-- START OF Stored data --
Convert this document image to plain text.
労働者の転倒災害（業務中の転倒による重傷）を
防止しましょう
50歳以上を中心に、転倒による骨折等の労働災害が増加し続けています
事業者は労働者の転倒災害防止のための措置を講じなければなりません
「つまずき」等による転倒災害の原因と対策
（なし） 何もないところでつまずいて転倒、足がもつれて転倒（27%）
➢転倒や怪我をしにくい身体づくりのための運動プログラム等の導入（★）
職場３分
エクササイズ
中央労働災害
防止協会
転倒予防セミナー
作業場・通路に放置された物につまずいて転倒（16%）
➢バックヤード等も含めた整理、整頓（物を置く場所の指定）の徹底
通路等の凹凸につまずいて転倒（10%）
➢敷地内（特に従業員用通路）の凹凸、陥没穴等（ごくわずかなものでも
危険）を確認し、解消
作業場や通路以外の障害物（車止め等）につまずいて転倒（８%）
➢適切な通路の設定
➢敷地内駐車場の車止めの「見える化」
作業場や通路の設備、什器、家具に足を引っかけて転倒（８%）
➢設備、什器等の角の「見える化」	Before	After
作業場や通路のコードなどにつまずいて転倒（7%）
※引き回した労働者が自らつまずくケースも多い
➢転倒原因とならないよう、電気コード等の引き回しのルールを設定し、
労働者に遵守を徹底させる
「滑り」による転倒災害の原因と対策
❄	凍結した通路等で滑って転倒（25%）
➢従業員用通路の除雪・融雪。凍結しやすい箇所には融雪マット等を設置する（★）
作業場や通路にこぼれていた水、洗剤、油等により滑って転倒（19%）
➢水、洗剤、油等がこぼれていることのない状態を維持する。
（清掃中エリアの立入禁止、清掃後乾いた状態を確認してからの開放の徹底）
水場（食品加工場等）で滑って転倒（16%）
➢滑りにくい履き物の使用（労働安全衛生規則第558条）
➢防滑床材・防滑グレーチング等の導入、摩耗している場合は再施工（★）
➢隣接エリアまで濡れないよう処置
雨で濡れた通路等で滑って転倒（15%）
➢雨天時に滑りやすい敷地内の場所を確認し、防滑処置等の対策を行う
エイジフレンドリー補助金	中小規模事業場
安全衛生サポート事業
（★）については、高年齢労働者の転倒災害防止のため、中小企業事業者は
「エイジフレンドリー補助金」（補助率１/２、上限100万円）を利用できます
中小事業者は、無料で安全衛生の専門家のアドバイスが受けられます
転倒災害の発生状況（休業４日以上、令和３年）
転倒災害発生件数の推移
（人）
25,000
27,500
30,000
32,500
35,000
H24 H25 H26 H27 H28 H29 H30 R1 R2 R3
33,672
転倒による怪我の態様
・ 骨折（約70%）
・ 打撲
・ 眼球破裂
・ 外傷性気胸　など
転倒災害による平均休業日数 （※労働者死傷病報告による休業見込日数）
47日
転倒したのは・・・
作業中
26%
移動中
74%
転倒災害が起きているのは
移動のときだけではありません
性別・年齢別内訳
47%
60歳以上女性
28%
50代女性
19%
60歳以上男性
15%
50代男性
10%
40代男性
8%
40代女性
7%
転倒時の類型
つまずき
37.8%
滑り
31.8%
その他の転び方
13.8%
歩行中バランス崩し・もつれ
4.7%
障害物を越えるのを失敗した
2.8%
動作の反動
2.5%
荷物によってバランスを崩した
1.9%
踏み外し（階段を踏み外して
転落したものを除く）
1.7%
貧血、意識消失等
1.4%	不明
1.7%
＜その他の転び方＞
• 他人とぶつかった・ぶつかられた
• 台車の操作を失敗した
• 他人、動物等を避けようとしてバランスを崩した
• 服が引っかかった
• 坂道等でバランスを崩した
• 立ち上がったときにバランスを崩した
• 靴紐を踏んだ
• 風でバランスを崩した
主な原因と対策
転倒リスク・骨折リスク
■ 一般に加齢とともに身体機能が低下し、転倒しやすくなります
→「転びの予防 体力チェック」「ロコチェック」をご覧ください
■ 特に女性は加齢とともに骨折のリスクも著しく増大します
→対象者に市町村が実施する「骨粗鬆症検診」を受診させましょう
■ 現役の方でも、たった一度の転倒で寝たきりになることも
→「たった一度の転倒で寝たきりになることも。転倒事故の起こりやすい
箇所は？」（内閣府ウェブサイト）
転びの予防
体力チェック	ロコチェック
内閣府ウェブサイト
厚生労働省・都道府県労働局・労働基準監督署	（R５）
-- END OF Stored data --
**Objective:**
Go through the material and select each line with the string "ロコチェック" in it.

**Full answer:**
→「転びの予防 体力チェック」「ロコチェック」をご覧ください
体力チェック	ロコチェック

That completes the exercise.